Objective: Your task is to transcribe all of the records exactly and leave out the pictures.

Records about charts and figures:
· · · · ·
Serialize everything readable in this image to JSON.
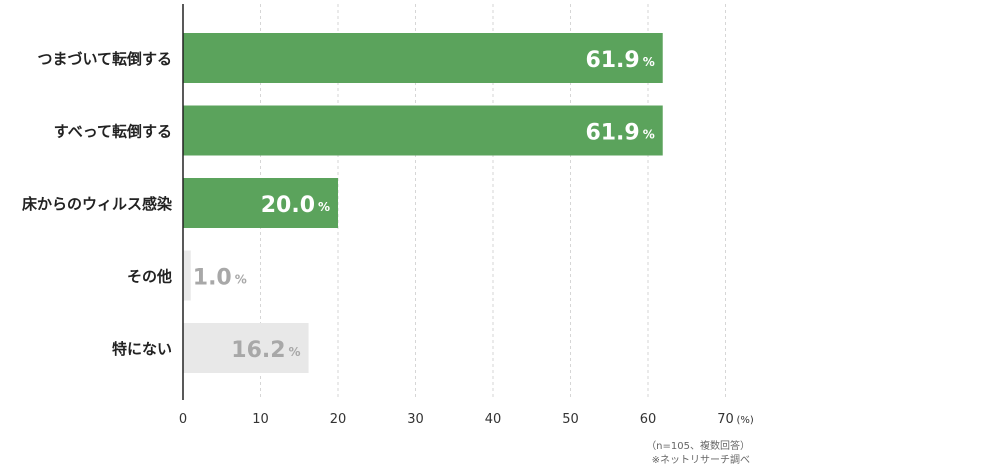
{
  "chart_data": {
    "type": "bar",
    "orientation": "horizontal",
    "categories": [
      "つまづいて転倒する",
      "すべって転倒する",
      "床からのウィルス感染",
      "その他",
      "特にない"
    ],
    "values": [
      61.9,
      61.9,
      20.0,
      1.0,
      16.2
    ],
    "value_labels": [
      "61.9",
      "61.9",
      "20.0",
      "1.0",
      "16.2"
    ],
    "value_unit": "%",
    "bar_colors": [
      "#5ba35c",
      "#5ba35c",
      "#5ba35c",
      "#e8e8e8",
      "#e8e8e8"
    ],
    "label_colors": [
      "#ffffff",
      "#ffffff",
      "#ffffff",
      "#a8a8a8",
      "#a8a8a8"
    ],
    "xlim": [
      0,
      70
    ],
    "xticks": [
      0,
      10,
      20,
      30,
      40,
      50,
      60,
      70
    ],
    "x_unit_label": "(%)",
    "grid": true
  },
  "notes": {
    "sample": "（n=105、複数回答）",
    "source": "※ネットリサーチ調べ"
  }
}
· · · · ·
Written response:
Serialize everything readable in this image to JSON.
{
  "chart_data": {
    "type": "bar",
    "orientation": "horizontal",
    "categories": [
      "つまづいて転倒する",
      "すべって転倒する",
      "床からのウィルス感染",
      "その他",
      "特にない"
    ],
    "values": [
      61.9,
      61.9,
      20.0,
      1.0,
      16.2
    ],
    "value_labels": [
      "61.9",
      "61.9",
      "20.0",
      "1.0",
      "16.2"
    ],
    "value_unit": "%",
    "bar_colors": [
      "#5ba35c",
      "#5ba35c",
      "#5ba35c",
      "#e8e8e8",
      "#e8e8e8"
    ],
    "label_colors": [
      "#ffffff",
      "#ffffff",
      "#ffffff",
      "#a8a8a8",
      "#a8a8a8"
    ],
    "xlim": [
      0,
      70
    ],
    "xticks": [
      0,
      10,
      20,
      30,
      40,
      50,
      60,
      70
    ],
    "x_unit_label": "(%)",
    "grid": true
  },
  "notes": {
    "sample": "（n=105、複数回答）",
    "source": "※ネットリサーチ調べ"
  }
}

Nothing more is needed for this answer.